YOUR OBJECTIVE
Return the material below in full and exactly.

Extracted records
◇ ◇ ◇ ◇

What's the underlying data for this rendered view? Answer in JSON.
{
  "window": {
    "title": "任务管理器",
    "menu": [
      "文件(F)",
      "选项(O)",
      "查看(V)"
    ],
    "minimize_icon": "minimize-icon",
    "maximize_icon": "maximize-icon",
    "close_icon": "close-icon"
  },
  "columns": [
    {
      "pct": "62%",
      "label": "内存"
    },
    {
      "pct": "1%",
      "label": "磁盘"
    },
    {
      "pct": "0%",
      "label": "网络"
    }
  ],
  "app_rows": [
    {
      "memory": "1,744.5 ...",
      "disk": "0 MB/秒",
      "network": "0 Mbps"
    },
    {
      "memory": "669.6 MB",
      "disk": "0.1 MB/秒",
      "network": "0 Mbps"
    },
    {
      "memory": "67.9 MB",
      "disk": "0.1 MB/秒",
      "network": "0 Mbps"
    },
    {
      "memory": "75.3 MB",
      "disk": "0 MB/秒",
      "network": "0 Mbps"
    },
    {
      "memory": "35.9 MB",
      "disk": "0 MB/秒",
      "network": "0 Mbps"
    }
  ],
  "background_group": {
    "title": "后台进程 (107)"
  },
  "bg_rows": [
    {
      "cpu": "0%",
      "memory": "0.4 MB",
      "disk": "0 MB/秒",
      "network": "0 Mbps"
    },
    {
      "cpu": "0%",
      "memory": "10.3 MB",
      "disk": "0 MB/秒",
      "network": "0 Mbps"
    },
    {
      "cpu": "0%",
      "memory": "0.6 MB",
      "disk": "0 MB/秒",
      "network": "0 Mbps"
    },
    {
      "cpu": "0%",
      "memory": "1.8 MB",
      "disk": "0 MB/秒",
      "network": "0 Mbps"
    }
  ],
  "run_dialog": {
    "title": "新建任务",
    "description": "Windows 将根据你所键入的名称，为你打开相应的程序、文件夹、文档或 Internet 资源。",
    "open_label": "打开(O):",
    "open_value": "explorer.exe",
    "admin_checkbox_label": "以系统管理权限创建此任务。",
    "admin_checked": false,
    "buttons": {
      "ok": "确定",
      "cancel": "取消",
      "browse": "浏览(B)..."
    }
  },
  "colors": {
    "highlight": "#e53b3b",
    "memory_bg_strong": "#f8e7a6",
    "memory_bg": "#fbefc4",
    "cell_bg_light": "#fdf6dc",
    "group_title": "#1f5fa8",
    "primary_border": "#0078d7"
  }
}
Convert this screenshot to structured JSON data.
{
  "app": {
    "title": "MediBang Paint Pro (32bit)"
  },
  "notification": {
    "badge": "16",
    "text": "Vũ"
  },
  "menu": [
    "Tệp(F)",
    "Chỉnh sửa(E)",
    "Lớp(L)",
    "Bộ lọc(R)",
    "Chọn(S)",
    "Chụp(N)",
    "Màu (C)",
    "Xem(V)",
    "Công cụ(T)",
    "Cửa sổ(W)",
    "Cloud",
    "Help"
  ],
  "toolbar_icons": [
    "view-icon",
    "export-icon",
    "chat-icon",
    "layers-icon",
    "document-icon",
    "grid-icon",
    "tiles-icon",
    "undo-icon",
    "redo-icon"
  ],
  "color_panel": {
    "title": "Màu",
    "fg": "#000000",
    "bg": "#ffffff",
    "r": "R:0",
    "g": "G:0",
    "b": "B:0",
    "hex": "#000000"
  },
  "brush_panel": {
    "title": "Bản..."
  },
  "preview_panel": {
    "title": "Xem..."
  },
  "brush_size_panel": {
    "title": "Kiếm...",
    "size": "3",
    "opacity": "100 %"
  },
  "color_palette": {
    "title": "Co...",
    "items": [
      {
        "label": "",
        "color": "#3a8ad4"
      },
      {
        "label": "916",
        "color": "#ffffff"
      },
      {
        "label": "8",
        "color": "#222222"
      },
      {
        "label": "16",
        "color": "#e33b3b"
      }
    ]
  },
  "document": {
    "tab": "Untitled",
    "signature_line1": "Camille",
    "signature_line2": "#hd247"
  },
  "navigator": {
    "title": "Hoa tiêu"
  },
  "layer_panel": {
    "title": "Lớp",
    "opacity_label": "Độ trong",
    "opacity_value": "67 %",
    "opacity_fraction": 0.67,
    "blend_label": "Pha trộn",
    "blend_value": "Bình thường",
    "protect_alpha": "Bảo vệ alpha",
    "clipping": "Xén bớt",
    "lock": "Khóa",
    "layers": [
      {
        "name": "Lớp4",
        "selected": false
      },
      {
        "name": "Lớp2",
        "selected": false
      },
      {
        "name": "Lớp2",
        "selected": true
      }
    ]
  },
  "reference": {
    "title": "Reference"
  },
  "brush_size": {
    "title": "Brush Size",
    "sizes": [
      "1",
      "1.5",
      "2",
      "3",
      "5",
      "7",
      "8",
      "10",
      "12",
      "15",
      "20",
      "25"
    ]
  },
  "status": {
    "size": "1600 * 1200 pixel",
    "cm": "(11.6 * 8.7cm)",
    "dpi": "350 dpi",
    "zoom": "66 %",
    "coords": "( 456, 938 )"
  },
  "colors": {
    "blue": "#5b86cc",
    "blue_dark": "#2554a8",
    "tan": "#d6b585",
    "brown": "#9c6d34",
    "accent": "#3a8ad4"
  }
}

◇ ◇ ◇ ◇

THE COMPLETED TASK
What's the underlying data for this rendered view? Answer in JSON.
{
  "window": {
    "title": "任务管理器",
    "menu": [
      "文件(F)",
      "选项(O)",
      "查看(V)"
    ],
    "minimize_icon": "minimize-icon",
    "maximize_icon": "maximize-icon",
    "close_icon": "close-icon"
  },
  "columns": [
    {
      "pct": "62%",
      "label": "内存"
    },
    {
      "pct": "1%",
      "label": "磁盘"
    },
    {
      "pct": "0%",
      "label": "网络"
    }
  ],
  "app_rows": [
    {
      "memory": "1,744.5 ...",
      "disk": "0 MB/秒",
      "network": "0 Mbps"
    },
    {
      "memory": "669.6 MB",
      "disk": "0.1 MB/秒",
      "network": "0 Mbps"
    },
    {
      "memory": "67.9 MB",
      "disk": "0.1 MB/秒",
      "network": "0 Mbps"
    },
    {
      "memory": "75.3 MB",
      "disk": "0 MB/秒",
      "network": "0 Mbps"
    },
    {
      "memory": "35.9 MB",
      "disk": "0 MB/秒",
      "network": "0 Mbps"
    }
  ],
  "background_group": {
    "title": "后台进程 (107)"
  },
  "bg_rows": [
    {
      "cpu": "0%",
      "memory": "0.4 MB",
      "disk": "0 MB/秒",
      "network": "0 Mbps"
    },
    {
      "cpu": "0%",
      "memory": "10.3 MB",
      "disk": "0 MB/秒",
      "network": "0 Mbps"
    },
    {
      "cpu": "0%",
      "memory": "0.6 MB",
      "disk": "0 MB/秒",
      "network": "0 Mbps"
    },
    {
      "cpu": "0%",
      "memory": "1.8 MB",
      "disk": "0 MB/秒",
      "network": "0 Mbps"
    }
  ],
  "run_dialog": {
    "title": "新建任务",
    "description": "Windows 将根据你所键入的名称，为你打开相应的程序、文件夹、文档或 Internet 资源。",
    "open_label": "打开(O):",
    "open_value": "explorer.exe",
    "admin_checkbox_label": "以系统管理权限创建此任务。",
    "admin_checked": false,
    "buttons": {
      "ok": "确定",
      "cancel": "取消",
      "browse": "浏览(B)..."
    }
  },
  "colors": {
    "highlight": "#e53b3b",
    "memory_bg_strong": "#f8e7a6",
    "memory_bg": "#fbefc4",
    "cell_bg_light": "#fdf6dc",
    "group_title": "#1f5fa8",
    "primary_border": "#0078d7"
  }
}
Convert this screenshot to structured JSON data.
{
  "app": {
    "title": "MediBang Paint Pro (32bit)"
  },
  "notification": {
    "badge": "16",
    "text": "Vũ"
  },
  "menu": [
    "Tệp(F)",
    "Chỉnh sửa(E)",
    "Lớp(L)",
    "Bộ lọc(R)",
    "Chọn(S)",
    "Chụp(N)",
    "Màu (C)",
    "Xem(V)",
    "Công cụ(T)",
    "Cửa sổ(W)",
    "Cloud",
    "Help"
  ],
  "toolbar_icons": [
    "view-icon",
    "export-icon",
    "chat-icon",
    "layers-icon",
    "document-icon",
    "grid-icon",
    "tiles-icon",
    "undo-icon",
    "redo-icon"
  ],
  "color_panel": {
    "title": "Màu",
    "fg": "#000000",
    "bg": "#ffffff",
    "r": "R:0",
    "g": "G:0",
    "b": "B:0",
    "hex": "#000000"
  },
  "brush_panel": {
    "title": "Bản..."
  },
  "preview_panel": {
    "title": "Xem..."
  },
  "brush_size_panel": {
    "title": "Kiếm...",
    "size": "3",
    "opacity": "100 %"
  },
  "color_palette": {
    "title": "Co...",
    "items": [
      {
        "label": "",
        "color": "#3a8ad4"
      },
      {
        "label": "916",
        "color": "#ffffff"
      },
      {
        "label": "8",
        "color": "#222222"
      },
      {
        "label": "16",
        "color": "#e33b3b"
      }
    ]
  },
  "document": {
    "tab": "Untitled",
    "signature_line1": "Camille",
    "signature_line2": "#hd247"
  },
  "navigator": {
    "title": "Hoa tiêu"
  },
  "layer_panel": {
    "title": "Lớp",
    "opacity_label": "Độ trong",
    "opacity_value": "67 %",
    "opacity_fraction": 0.67,
    "blend_label": "Pha trộn",
    "blend_value": "Bình thường",
    "protect_alpha": "Bảo vệ alpha",
    "clipping": "Xén bớt",
    "lock": "Khóa",
    "layers": [
      {
        "name": "Lớp4",
        "selected": false
      },
      {
        "name": "Lớp2",
        "selected": false
      },
      {
        "name": "Lớp2",
        "selected": true
      }
    ]
  },
  "reference": {
    "title": "Reference"
  },
  "brush_size": {
    "title": "Brush Size",
    "sizes": [
      "1",
      "1.5",
      "2",
      "3",
      "5",
      "7",
      "8",
      "10",
      "12",
      "15",
      "20",
      "25"
    ]
  },
  "status": {
    "size": "1600 * 1200 pixel",
    "cm": "(11.6 * 8.7cm)",
    "dpi": "350 dpi",
    "zoom": "66 %",
    "coords": "( 456, 938 )"
  },
  "colors": {
    "blue": "#5b86cc",
    "blue_dark": "#2554a8",
    "tan": "#d6b585",
    "brown": "#9c6d34",
    "accent": "#3a8ad4"
  }
}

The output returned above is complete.